- _TASK TO COMPLETE_
Copy all lines below exactly as written. Leave pictures out.
══════════
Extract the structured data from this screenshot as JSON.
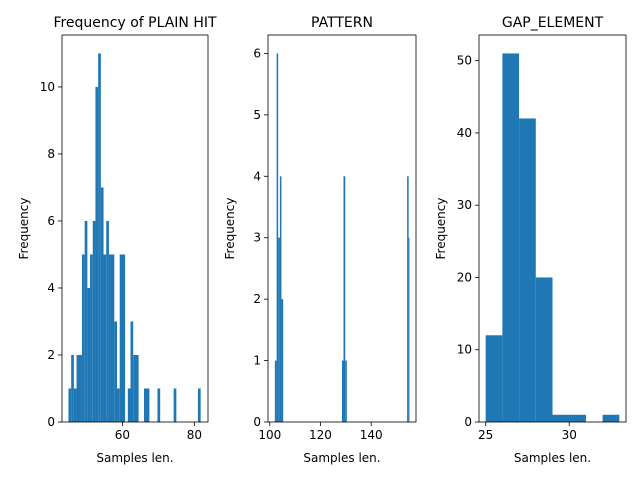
{
  "figure": {
    "background": "#ffffff"
  },
  "chart_data": [
    {
      "type": "bar",
      "title": "Frequency of PLAIN HIT",
      "xlabel": "Samples len.",
      "ylabel": "Frequency",
      "xlim": [
        43.2,
        83.8
      ],
      "ylim": [
        0,
        11.55
      ],
      "xticks": [
        60,
        80
      ],
      "yticks": [
        0,
        2,
        4,
        6,
        8,
        10
      ],
      "color": "#1f77b4",
      "bins": [
        {
          "x0": 45.0,
          "x1": 45.75,
          "count": 1
        },
        {
          "x0": 45.75,
          "x1": 46.5,
          "count": 2
        },
        {
          "x0": 46.5,
          "x1": 47.25,
          "count": 1
        },
        {
          "x0": 47.25,
          "x1": 48.75,
          "count": 2
        },
        {
          "x0": 48.75,
          "x1": 49.5,
          "count": 5
        },
        {
          "x0": 49.5,
          "x1": 50.25,
          "count": 6
        },
        {
          "x0": 50.25,
          "x1": 51.0,
          "count": 4
        },
        {
          "x0": 51.0,
          "x1": 51.75,
          "count": 5
        },
        {
          "x0": 51.75,
          "x1": 52.5,
          "count": 6
        },
        {
          "x0": 52.5,
          "x1": 53.25,
          "count": 10
        },
        {
          "x0": 53.25,
          "x1": 54.0,
          "count": 11
        },
        {
          "x0": 54.0,
          "x1": 54.75,
          "count": 7
        },
        {
          "x0": 54.75,
          "x1": 55.5,
          "count": 5
        },
        {
          "x0": 55.5,
          "x1": 56.25,
          "count": 6
        },
        {
          "x0": 56.25,
          "x1": 57.75,
          "count": 5
        },
        {
          "x0": 57.75,
          "x1": 58.5,
          "count": 3
        },
        {
          "x0": 58.5,
          "x1": 59.25,
          "count": 1
        },
        {
          "x0": 59.25,
          "x1": 60.75,
          "count": 5
        },
        {
          "x0": 61.5,
          "x1": 62.25,
          "count": 1
        },
        {
          "x0": 62.25,
          "x1": 63.0,
          "count": 3
        },
        {
          "x0": 63.0,
          "x1": 64.5,
          "count": 2
        },
        {
          "x0": 66.0,
          "x1": 67.5,
          "count": 1
        },
        {
          "x0": 69.75,
          "x1": 70.5,
          "count": 1
        },
        {
          "x0": 74.25,
          "x1": 75.0,
          "count": 1
        },
        {
          "x0": 81.0,
          "x1": 81.75,
          "count": 1
        }
      ]
    },
    {
      "type": "bar",
      "title": "PATTERN",
      "xlabel": "Samples len.",
      "ylabel": "Frequency",
      "xlim": [
        99.3,
        157.7
      ],
      "ylim": [
        0,
        6.3
      ],
      "xticks": [
        100,
        120,
        140
      ],
      "yticks": [
        0,
        1,
        2,
        3,
        4,
        5,
        6
      ],
      "color": "#1f77b4",
      "bins": [
        {
          "x0": 102.0,
          "x1": 102.7,
          "count": 1
        },
        {
          "x0": 102.7,
          "x1": 103.3,
          "count": 6
        },
        {
          "x0": 103.3,
          "x1": 104.0,
          "count": 3
        },
        {
          "x0": 104.0,
          "x1": 104.6,
          "count": 4
        },
        {
          "x0": 104.6,
          "x1": 105.3,
          "count": 2
        },
        {
          "x0": 128.5,
          "x1": 129.1,
          "count": 1
        },
        {
          "x0": 129.1,
          "x1": 129.8,
          "count": 4
        },
        {
          "x0": 129.8,
          "x1": 130.4,
          "count": 1
        },
        {
          "x0": 154.2,
          "x1": 154.8,
          "count": 4
        },
        {
          "x0": 154.8,
          "x1": 155.0,
          "count": 3
        }
      ]
    },
    {
      "type": "bar",
      "title": "GAP_ELEMENT",
      "xlabel": "Samples len.",
      "ylabel": "Frequency",
      "xlim": [
        24.6,
        33.4
      ],
      "ylim": [
        0,
        53.55
      ],
      "xticks": [
        25,
        30
      ],
      "yticks": [
        0,
        10,
        20,
        30,
        40,
        50
      ],
      "color": "#1f77b4",
      "bins": [
        {
          "x0": 25.0,
          "x1": 26.0,
          "count": 12
        },
        {
          "x0": 26.0,
          "x1": 27.0,
          "count": 51
        },
        {
          "x0": 27.0,
          "x1": 28.0,
          "count": 42
        },
        {
          "x0": 28.0,
          "x1": 29.0,
          "count": 20
        },
        {
          "x0": 29.0,
          "x1": 31.0,
          "count": 1
        },
        {
          "x0": 32.0,
          "x1": 33.0,
          "count": 1
        }
      ]
    }
  ]
}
══════════
- _RESULT OF THIS TASK_
Extract the structured data from this screenshot as JSON.
{
  "figure": {
    "background": "#ffffff"
  },
  "chart_data": [
    {
      "type": "bar",
      "title": "Frequency of PLAIN HIT",
      "xlabel": "Samples len.",
      "ylabel": "Frequency",
      "xlim": [
        43.2,
        83.8
      ],
      "ylim": [
        0,
        11.55
      ],
      "xticks": [
        60,
        80
      ],
      "yticks": [
        0,
        2,
        4,
        6,
        8,
        10
      ],
      "color": "#1f77b4",
      "bins": [
        {
          "x0": 45.0,
          "x1": 45.75,
          "count": 1
        },
        {
          "x0": 45.75,
          "x1": 46.5,
          "count": 2
        },
        {
          "x0": 46.5,
          "x1": 47.25,
          "count": 1
        },
        {
          "x0": 47.25,
          "x1": 48.75,
          "count": 2
        },
        {
          "x0": 48.75,
          "x1": 49.5,
          "count": 5
        },
        {
          "x0": 49.5,
          "x1": 50.25,
          "count": 6
        },
        {
          "x0": 50.25,
          "x1": 51.0,
          "count": 4
        },
        {
          "x0": 51.0,
          "x1": 51.75,
          "count": 5
        },
        {
          "x0": 51.75,
          "x1": 52.5,
          "count": 6
        },
        {
          "x0": 52.5,
          "x1": 53.25,
          "count": 10
        },
        {
          "x0": 53.25,
          "x1": 54.0,
          "count": 11
        },
        {
          "x0": 54.0,
          "x1": 54.75,
          "count": 7
        },
        {
          "x0": 54.75,
          "x1": 55.5,
          "count": 5
        },
        {
          "x0": 55.5,
          "x1": 56.25,
          "count": 6
        },
        {
          "x0": 56.25,
          "x1": 57.75,
          "count": 5
        },
        {
          "x0": 57.75,
          "x1": 58.5,
          "count": 3
        },
        {
          "x0": 58.5,
          "x1": 59.25,
          "count": 1
        },
        {
          "x0": 59.25,
          "x1": 60.75,
          "count": 5
        },
        {
          "x0": 61.5,
          "x1": 62.25,
          "count": 1
        },
        {
          "x0": 62.25,
          "x1": 63.0,
          "count": 3
        },
        {
          "x0": 63.0,
          "x1": 64.5,
          "count": 2
        },
        {
          "x0": 66.0,
          "x1": 67.5,
          "count": 1
        },
        {
          "x0": 69.75,
          "x1": 70.5,
          "count": 1
        },
        {
          "x0": 74.25,
          "x1": 75.0,
          "count": 1
        },
        {
          "x0": 81.0,
          "x1": 81.75,
          "count": 1
        }
      ]
    },
    {
      "type": "bar",
      "title": "PATTERN",
      "xlabel": "Samples len.",
      "ylabel": "Frequency",
      "xlim": [
        99.3,
        157.7
      ],
      "ylim": [
        0,
        6.3
      ],
      "xticks": [
        100,
        120,
        140
      ],
      "yticks": [
        0,
        1,
        2,
        3,
        4,
        5,
        6
      ],
      "color": "#1f77b4",
      "bins": [
        {
          "x0": 102.0,
          "x1": 102.7,
          "count": 1
        },
        {
          "x0": 102.7,
          "x1": 103.3,
          "count": 6
        },
        {
          "x0": 103.3,
          "x1": 104.0,
          "count": 3
        },
        {
          "x0": 104.0,
          "x1": 104.6,
          "count": 4
        },
        {
          "x0": 104.6,
          "x1": 105.3,
          "count": 2
        },
        {
          "x0": 128.5,
          "x1": 129.1,
          "count": 1
        },
        {
          "x0": 129.1,
          "x1": 129.8,
          "count": 4
        },
        {
          "x0": 129.8,
          "x1": 130.4,
          "count": 1
        },
        {
          "x0": 154.2,
          "x1": 154.8,
          "count": 4
        },
        {
          "x0": 154.8,
          "x1": 155.0,
          "count": 3
        }
      ]
    },
    {
      "type": "bar",
      "title": "GAP_ELEMENT",
      "xlabel": "Samples len.",
      "ylabel": "Frequency",
      "xlim": [
        24.6,
        33.4
      ],
      "ylim": [
        0,
        53.55
      ],
      "xticks": [
        25,
        30
      ],
      "yticks": [
        0,
        10,
        20,
        30,
        40,
        50
      ],
      "color": "#1f77b4",
      "bins": [
        {
          "x0": 25.0,
          "x1": 26.0,
          "count": 12
        },
        {
          "x0": 26.0,
          "x1": 27.0,
          "count": 51
        },
        {
          "x0": 27.0,
          "x1": 28.0,
          "count": 42
        },
        {
          "x0": 28.0,
          "x1": 29.0,
          "count": 20
        },
        {
          "x0": 29.0,
          "x1": 31.0,
          "count": 1
        },
        {
          "x0": 32.0,
          "x1": 33.0,
          "count": 1
        }
      ]
    }
  ]
}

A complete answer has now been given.